PROMPT → Set the following entries down again exactly, line by line.

Recorded data
(begin)

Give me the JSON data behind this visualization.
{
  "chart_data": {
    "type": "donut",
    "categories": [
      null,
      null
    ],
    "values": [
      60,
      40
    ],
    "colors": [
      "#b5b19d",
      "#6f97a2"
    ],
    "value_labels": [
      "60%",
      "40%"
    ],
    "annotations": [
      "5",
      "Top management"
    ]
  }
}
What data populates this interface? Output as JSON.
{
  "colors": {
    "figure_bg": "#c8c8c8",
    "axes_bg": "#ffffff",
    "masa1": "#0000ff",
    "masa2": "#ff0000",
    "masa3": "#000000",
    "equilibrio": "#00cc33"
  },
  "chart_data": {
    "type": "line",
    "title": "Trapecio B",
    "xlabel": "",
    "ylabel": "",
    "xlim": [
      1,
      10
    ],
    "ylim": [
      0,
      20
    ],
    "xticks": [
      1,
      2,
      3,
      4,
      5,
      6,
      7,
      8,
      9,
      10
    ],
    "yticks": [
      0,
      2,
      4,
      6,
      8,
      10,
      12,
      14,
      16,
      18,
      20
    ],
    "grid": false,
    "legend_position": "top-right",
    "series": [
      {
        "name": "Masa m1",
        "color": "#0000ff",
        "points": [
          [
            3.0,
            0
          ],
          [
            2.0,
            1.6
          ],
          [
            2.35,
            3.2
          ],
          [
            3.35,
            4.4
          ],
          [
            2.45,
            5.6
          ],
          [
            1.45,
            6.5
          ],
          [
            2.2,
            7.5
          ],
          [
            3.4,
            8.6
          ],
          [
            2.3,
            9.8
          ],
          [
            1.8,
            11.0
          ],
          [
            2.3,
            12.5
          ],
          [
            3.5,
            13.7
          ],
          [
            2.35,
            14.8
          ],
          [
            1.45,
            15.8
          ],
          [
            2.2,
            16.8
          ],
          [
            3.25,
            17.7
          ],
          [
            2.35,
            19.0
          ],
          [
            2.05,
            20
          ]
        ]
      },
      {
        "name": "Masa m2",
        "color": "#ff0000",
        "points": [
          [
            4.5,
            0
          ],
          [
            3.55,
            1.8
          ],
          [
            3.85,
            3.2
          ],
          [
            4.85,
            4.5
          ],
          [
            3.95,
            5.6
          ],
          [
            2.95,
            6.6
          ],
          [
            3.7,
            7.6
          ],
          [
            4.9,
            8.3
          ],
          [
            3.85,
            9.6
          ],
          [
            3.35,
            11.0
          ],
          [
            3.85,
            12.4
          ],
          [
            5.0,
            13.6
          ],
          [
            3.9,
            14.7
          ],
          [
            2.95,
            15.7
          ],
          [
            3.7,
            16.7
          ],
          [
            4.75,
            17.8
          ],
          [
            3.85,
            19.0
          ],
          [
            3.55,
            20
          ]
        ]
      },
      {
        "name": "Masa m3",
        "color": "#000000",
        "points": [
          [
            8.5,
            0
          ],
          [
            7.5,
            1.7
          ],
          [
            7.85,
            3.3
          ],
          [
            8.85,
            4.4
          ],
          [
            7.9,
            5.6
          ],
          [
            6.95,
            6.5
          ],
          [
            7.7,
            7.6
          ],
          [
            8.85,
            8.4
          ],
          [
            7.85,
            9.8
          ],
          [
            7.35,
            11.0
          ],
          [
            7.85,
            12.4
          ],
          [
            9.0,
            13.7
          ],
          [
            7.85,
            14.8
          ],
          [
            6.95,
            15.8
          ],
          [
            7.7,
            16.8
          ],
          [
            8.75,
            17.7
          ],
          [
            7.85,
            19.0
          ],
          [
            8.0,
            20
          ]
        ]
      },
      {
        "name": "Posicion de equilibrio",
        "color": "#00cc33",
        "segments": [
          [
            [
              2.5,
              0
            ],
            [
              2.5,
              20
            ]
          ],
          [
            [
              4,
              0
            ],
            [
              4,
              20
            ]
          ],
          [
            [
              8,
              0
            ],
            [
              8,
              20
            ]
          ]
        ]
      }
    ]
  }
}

(end)

FINAL RESULT →
Give me the JSON data behind this visualization.
{
  "chart_data": {
    "type": "donut",
    "categories": [
      null,
      null
    ],
    "values": [
      60,
      40
    ],
    "colors": [
      "#b5b19d",
      "#6f97a2"
    ],
    "value_labels": [
      "60%",
      "40%"
    ],
    "annotations": [
      "5",
      "Top management"
    ]
  }
}
What data populates this interface? Output as JSON.
{
  "colors": {
    "figure_bg": "#c8c8c8",
    "axes_bg": "#ffffff",
    "masa1": "#0000ff",
    "masa2": "#ff0000",
    "masa3": "#000000",
    "equilibrio": "#00cc33"
  },
  "chart_data": {
    "type": "line",
    "title": "Trapecio B",
    "xlabel": "",
    "ylabel": "",
    "xlim": [
      1,
      10
    ],
    "ylim": [
      0,
      20
    ],
    "xticks": [
      1,
      2,
      3,
      4,
      5,
      6,
      7,
      8,
      9,
      10
    ],
    "yticks": [
      0,
      2,
      4,
      6,
      8,
      10,
      12,
      14,
      16,
      18,
      20
    ],
    "grid": false,
    "legend_position": "top-right",
    "series": [
      {
        "name": "Masa m1",
        "color": "#0000ff",
        "points": [
          [
            3.0,
            0
          ],
          [
            2.0,
            1.6
          ],
          [
            2.35,
            3.2
          ],
          [
            3.35,
            4.4
          ],
          [
            2.45,
            5.6
          ],
          [
            1.45,
            6.5
          ],
          [
            2.2,
            7.5
          ],
          [
            3.4,
            8.6
          ],
          [
            2.3,
            9.8
          ],
          [
            1.8,
            11.0
          ],
          [
            2.3,
            12.5
          ],
          [
            3.5,
            13.7
          ],
          [
            2.35,
            14.8
          ],
          [
            1.45,
            15.8
          ],
          [
            2.2,
            16.8
          ],
          [
            3.25,
            17.7
          ],
          [
            2.35,
            19.0
          ],
          [
            2.05,
            20
          ]
        ]
      },
      {
        "name": "Masa m2",
        "color": "#ff0000",
        "points": [
          [
            4.5,
            0
          ],
          [
            3.55,
            1.8
          ],
          [
            3.85,
            3.2
          ],
          [
            4.85,
            4.5
          ],
          [
            3.95,
            5.6
          ],
          [
            2.95,
            6.6
          ],
          [
            3.7,
            7.6
          ],
          [
            4.9,
            8.3
          ],
          [
            3.85,
            9.6
          ],
          [
            3.35,
            11.0
          ],
          [
            3.85,
            12.4
          ],
          [
            5.0,
            13.6
          ],
          [
            3.9,
            14.7
          ],
          [
            2.95,
            15.7
          ],
          [
            3.7,
            16.7
          ],
          [
            4.75,
            17.8
          ],
          [
            3.85,
            19.0
          ],
          [
            3.55,
            20
          ]
        ]
      },
      {
        "name": "Masa m3",
        "color": "#000000",
        "points": [
          [
            8.5,
            0
          ],
          [
            7.5,
            1.7
          ],
          [
            7.85,
            3.3
          ],
          [
            8.85,
            4.4
          ],
          [
            7.9,
            5.6
          ],
          [
            6.95,
            6.5
          ],
          [
            7.7,
            7.6
          ],
          [
            8.85,
            8.4
          ],
          [
            7.85,
            9.8
          ],
          [
            7.35,
            11.0
          ],
          [
            7.85,
            12.4
          ],
          [
            9.0,
            13.7
          ],
          [
            7.85,
            14.8
          ],
          [
            6.95,
            15.8
          ],
          [
            7.7,
            16.8
          ],
          [
            8.75,
            17.7
          ],
          [
            7.85,
            19.0
          ],
          [
            8.0,
            20
          ]
        ]
      },
      {
        "name": "Posicion de equilibrio",
        "color": "#00cc33",
        "segments": [
          [
            [
              2.5,
              0
            ],
            [
              2.5,
              20
            ]
          ],
          [
            [
              4,
              0
            ],
            [
              4,
              20
            ]
          ],
          [
            [
              8,
              0
            ],
            [
              8,
              20
            ]
          ]
        ]
      }
    ]
  }
}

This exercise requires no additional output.